### Goal
Every line below that contains "сектор" is to be copied.

### Task input

--- start ---

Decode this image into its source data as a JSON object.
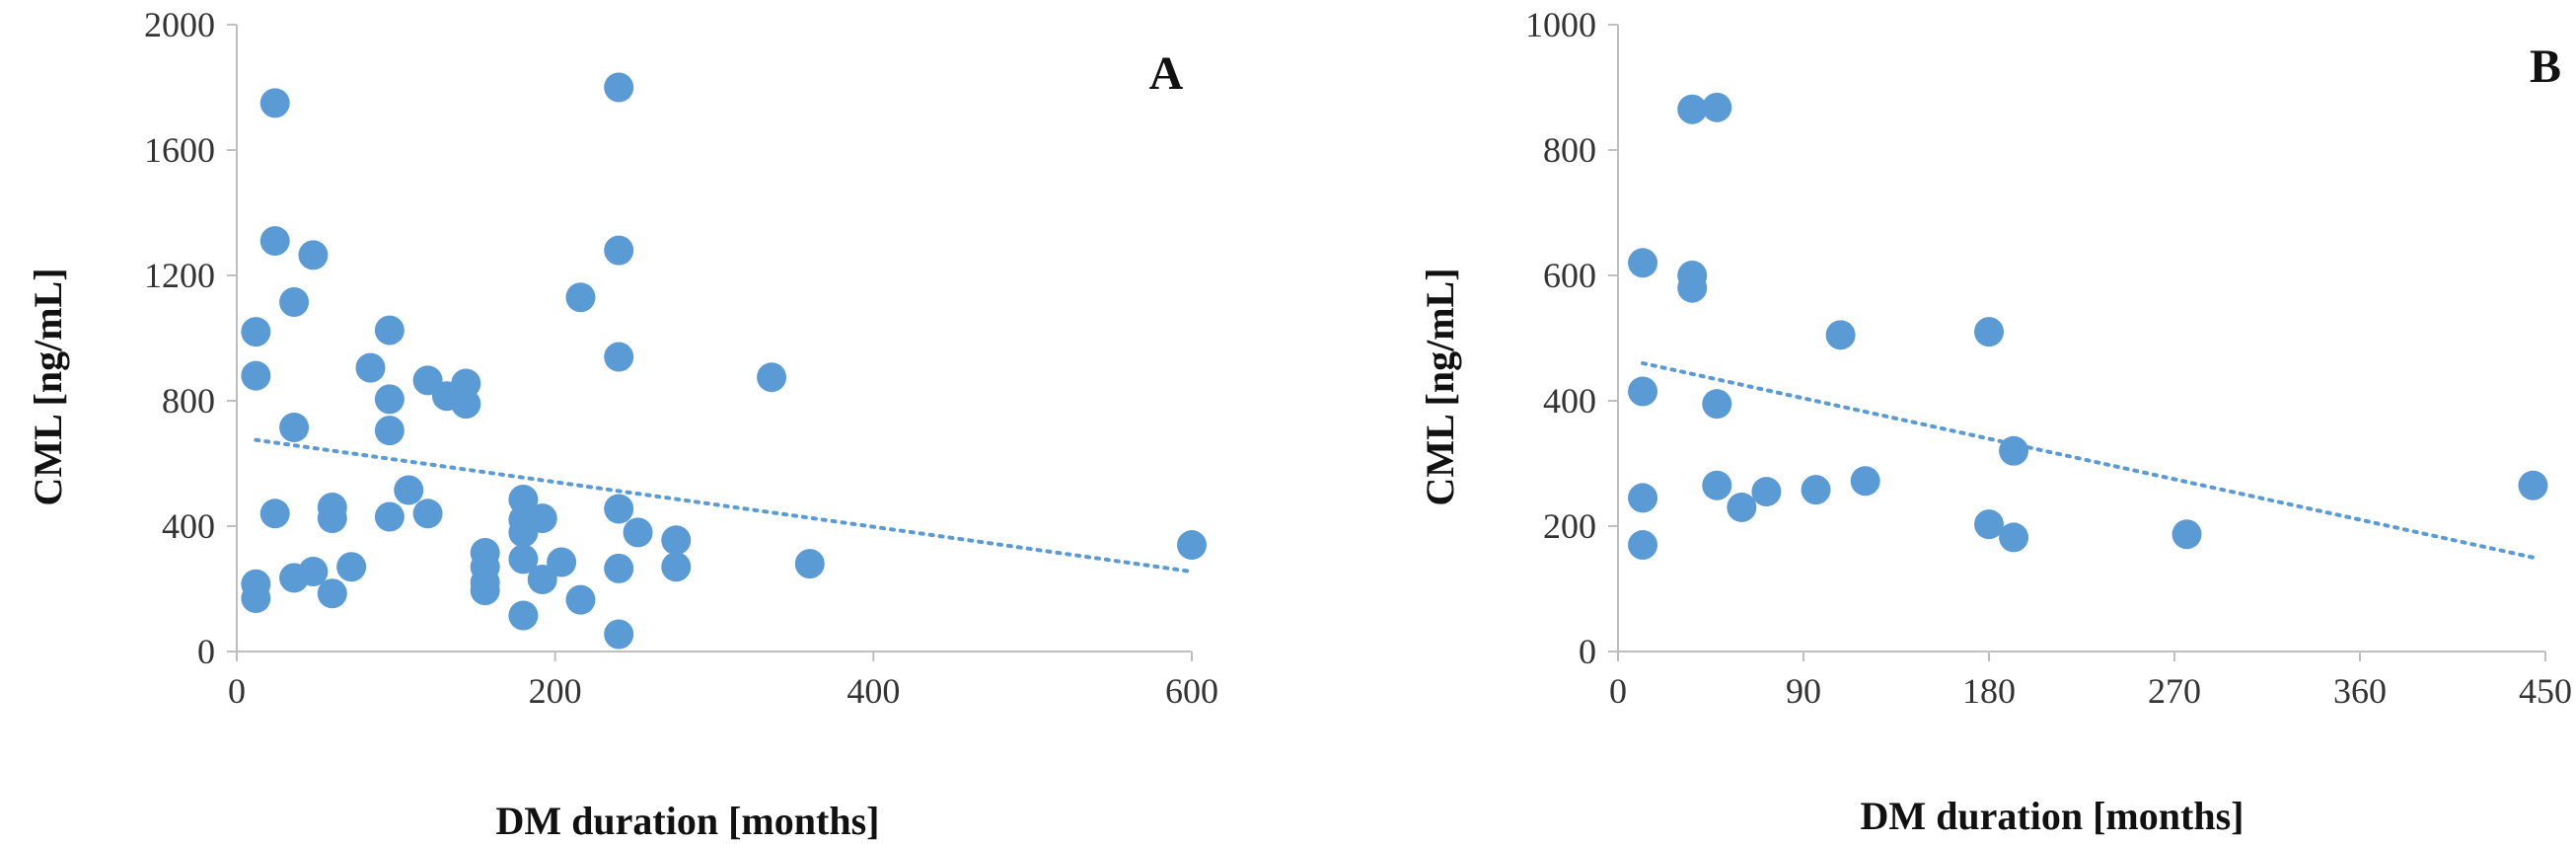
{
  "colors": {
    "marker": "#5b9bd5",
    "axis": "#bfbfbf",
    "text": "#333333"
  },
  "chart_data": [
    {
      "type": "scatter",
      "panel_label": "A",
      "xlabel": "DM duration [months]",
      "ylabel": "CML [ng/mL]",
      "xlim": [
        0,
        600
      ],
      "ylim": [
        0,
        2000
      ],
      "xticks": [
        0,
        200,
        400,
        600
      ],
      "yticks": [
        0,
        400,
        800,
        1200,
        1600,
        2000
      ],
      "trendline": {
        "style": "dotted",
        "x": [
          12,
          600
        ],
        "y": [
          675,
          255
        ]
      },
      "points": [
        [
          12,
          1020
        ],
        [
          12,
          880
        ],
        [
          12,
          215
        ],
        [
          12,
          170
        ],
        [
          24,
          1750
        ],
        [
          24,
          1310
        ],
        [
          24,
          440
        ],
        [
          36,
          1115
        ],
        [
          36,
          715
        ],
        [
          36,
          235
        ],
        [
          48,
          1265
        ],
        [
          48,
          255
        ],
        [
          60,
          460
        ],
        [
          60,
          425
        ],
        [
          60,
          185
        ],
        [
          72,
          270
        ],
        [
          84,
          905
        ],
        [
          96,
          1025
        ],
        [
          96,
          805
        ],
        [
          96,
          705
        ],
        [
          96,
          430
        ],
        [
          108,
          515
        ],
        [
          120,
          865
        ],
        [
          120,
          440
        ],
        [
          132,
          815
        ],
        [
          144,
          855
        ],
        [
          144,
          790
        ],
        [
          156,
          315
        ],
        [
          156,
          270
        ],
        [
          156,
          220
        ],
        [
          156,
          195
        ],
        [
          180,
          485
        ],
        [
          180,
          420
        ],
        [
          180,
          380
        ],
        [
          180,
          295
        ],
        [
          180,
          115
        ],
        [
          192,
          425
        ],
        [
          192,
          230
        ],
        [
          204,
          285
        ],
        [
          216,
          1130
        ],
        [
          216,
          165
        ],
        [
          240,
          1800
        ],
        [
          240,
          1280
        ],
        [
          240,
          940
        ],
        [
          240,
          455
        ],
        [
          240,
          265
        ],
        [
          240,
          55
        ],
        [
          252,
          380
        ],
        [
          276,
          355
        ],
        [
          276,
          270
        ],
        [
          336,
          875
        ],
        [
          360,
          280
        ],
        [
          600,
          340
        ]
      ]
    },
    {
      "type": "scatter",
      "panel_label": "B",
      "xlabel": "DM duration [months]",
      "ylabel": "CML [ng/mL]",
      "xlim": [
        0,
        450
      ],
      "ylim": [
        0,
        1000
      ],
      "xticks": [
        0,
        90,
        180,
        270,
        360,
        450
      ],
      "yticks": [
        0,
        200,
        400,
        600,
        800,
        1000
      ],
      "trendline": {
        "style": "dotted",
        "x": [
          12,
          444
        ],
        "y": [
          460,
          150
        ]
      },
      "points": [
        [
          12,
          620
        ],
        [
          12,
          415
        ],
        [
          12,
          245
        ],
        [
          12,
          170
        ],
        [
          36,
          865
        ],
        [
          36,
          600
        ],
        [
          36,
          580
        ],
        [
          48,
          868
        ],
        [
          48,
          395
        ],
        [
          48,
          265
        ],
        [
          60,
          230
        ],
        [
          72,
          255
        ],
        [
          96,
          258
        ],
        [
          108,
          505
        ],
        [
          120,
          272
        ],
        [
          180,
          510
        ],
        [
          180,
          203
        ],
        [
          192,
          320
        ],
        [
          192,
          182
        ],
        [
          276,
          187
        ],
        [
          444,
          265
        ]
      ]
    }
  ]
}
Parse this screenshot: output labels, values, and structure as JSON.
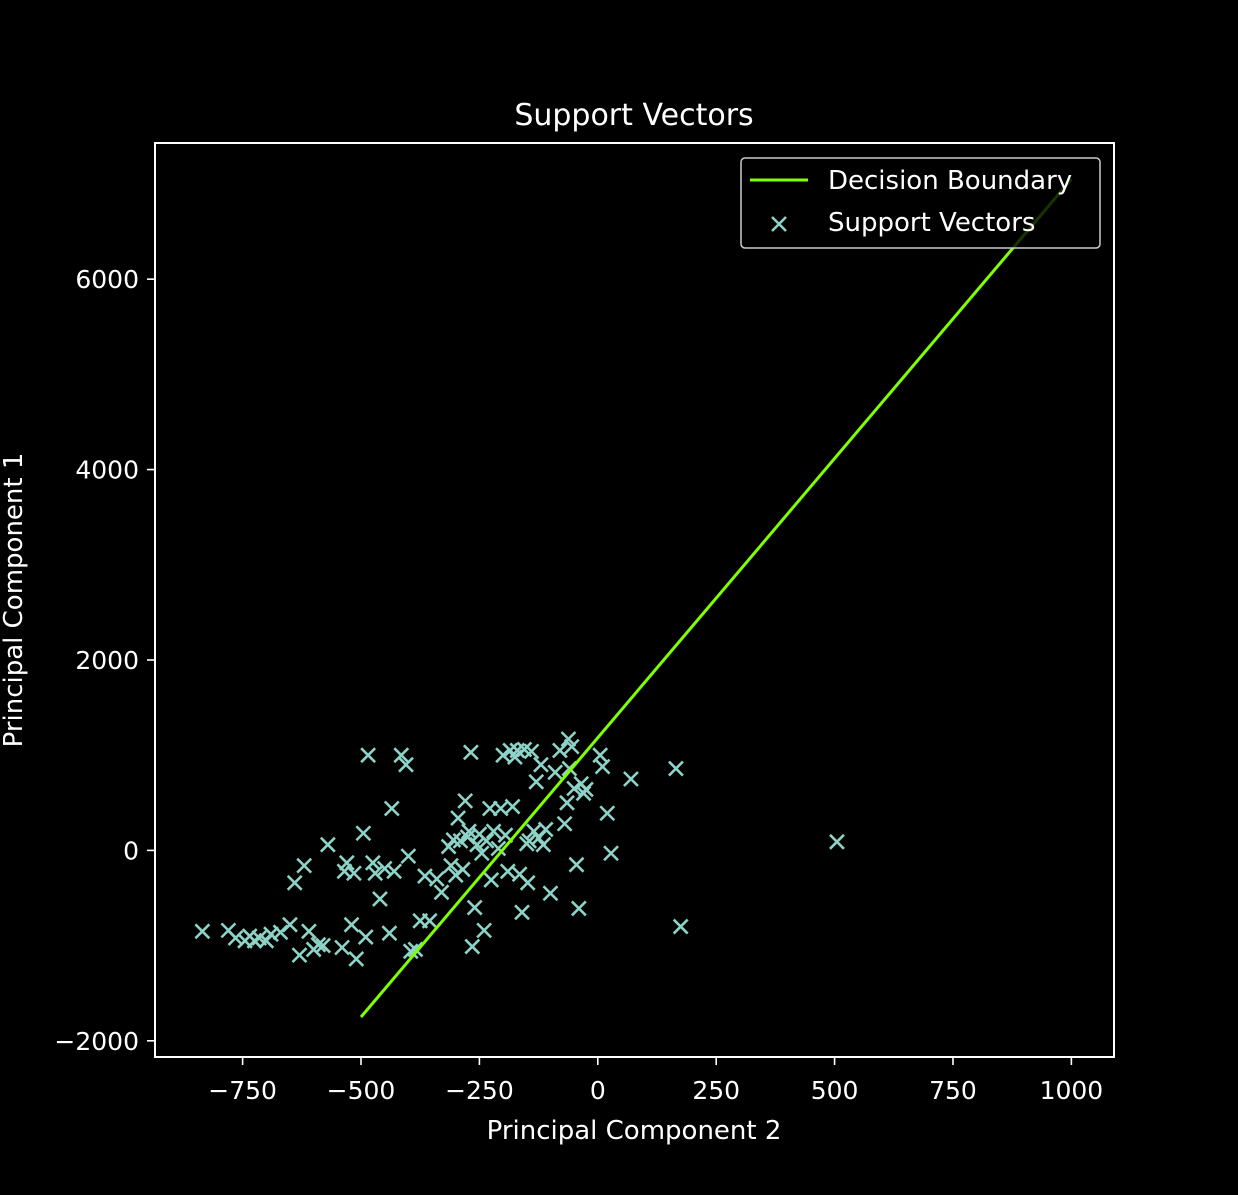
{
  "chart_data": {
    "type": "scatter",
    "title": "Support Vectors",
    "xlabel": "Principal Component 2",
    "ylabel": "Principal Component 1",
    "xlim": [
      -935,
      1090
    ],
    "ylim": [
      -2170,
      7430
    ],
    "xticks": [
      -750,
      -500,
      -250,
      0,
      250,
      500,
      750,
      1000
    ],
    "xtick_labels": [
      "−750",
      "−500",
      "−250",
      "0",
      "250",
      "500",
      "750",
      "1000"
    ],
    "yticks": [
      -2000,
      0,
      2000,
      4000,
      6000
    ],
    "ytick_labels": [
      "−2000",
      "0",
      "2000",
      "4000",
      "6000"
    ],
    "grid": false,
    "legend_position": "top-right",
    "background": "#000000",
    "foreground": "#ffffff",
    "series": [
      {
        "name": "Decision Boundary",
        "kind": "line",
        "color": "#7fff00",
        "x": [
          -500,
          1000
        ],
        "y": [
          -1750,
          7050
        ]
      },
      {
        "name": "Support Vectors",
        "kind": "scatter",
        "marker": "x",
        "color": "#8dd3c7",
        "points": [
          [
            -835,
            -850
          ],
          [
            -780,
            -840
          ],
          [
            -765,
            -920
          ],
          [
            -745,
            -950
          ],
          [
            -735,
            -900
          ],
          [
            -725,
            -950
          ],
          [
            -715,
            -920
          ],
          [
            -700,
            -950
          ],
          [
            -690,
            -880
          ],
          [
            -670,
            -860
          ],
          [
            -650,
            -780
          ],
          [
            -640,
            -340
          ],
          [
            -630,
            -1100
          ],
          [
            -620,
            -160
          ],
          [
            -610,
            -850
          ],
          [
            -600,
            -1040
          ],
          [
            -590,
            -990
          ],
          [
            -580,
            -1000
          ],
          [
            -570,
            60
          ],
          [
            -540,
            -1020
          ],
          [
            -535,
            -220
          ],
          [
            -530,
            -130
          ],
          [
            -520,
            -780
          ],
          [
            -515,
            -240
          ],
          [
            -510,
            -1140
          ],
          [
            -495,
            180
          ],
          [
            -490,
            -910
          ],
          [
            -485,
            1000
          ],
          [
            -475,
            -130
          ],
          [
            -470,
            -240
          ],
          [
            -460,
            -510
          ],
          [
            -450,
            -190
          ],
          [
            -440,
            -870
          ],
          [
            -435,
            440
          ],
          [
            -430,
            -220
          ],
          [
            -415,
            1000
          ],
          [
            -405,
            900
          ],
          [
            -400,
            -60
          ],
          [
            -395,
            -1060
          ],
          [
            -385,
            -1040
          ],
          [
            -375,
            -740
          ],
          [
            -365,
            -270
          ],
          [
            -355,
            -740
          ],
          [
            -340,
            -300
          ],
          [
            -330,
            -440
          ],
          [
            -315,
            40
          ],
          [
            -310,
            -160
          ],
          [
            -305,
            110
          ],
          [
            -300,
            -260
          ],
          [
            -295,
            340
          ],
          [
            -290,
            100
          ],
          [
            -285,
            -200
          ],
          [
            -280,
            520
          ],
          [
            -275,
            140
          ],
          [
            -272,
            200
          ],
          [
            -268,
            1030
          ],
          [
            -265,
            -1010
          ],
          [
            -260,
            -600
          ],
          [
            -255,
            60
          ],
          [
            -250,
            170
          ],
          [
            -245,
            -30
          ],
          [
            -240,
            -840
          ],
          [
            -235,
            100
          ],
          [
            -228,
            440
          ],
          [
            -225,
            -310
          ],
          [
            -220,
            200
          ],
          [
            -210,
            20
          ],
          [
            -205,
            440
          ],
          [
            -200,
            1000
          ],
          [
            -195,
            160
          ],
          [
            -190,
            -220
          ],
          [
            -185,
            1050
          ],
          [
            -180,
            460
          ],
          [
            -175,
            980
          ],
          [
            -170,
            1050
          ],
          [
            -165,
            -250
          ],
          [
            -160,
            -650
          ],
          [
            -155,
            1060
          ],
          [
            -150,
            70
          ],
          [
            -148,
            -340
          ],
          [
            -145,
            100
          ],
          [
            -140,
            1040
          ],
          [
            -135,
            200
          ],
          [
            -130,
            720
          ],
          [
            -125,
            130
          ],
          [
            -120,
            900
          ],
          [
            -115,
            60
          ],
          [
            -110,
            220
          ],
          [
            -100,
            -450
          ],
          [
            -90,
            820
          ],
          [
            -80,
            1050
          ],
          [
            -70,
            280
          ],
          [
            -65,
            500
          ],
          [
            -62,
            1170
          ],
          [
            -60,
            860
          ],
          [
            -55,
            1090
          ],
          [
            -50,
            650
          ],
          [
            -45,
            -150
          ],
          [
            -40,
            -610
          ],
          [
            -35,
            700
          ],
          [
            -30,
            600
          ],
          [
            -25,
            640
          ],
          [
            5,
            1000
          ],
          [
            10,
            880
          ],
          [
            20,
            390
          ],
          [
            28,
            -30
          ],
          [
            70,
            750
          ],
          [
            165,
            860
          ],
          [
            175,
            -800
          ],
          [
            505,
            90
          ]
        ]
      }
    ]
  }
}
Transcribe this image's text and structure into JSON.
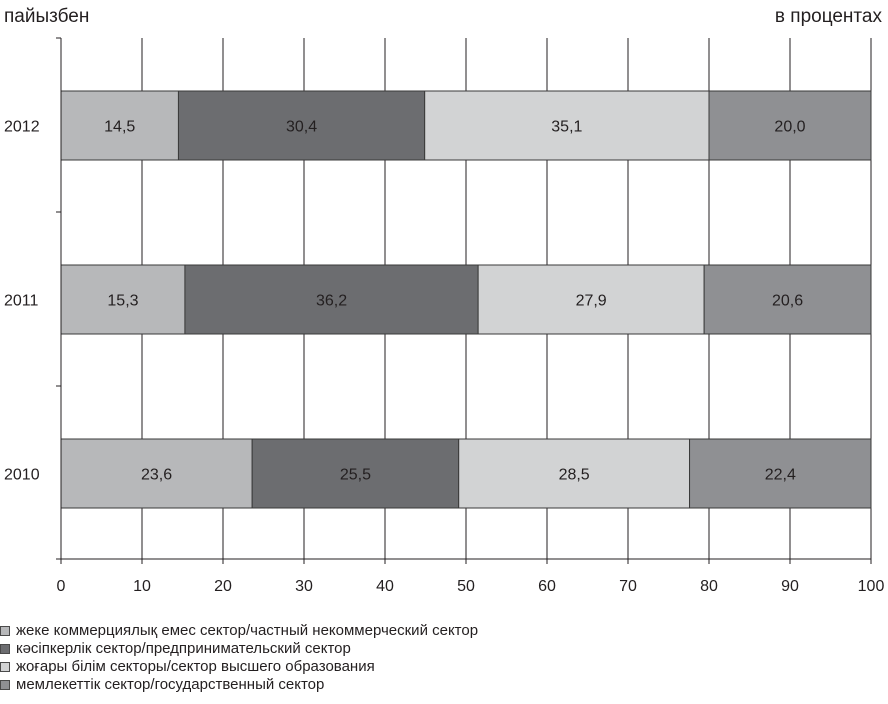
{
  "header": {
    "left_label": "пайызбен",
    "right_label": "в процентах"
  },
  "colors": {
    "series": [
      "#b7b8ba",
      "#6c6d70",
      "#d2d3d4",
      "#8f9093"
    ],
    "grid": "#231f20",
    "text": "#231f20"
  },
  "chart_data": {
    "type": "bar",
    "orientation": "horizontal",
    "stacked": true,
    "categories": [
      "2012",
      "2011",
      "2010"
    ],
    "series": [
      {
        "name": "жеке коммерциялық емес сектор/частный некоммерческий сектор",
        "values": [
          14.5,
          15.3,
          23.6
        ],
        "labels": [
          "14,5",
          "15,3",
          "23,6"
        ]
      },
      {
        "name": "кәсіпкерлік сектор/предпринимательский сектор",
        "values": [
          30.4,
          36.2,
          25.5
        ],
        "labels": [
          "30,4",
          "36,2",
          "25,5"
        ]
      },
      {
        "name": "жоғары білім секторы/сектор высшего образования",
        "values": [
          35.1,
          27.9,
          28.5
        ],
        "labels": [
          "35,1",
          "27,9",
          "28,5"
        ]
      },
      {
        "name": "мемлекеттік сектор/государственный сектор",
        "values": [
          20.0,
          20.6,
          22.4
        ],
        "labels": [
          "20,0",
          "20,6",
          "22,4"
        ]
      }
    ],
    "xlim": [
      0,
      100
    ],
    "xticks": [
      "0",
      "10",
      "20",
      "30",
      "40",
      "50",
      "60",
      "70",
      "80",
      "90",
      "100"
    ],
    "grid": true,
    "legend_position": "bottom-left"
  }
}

--- end ---

### Right answer
        "name": "жеке коммерциялық емес сектор/частный некоммерческий сектор",
        "name": "кәсіпкерлік сектор/предпринимательский сектор",
        "name": "жоғары білім секторы/сектор высшего образования",
        "name": "мемлекеттік сектор/государственный сектор",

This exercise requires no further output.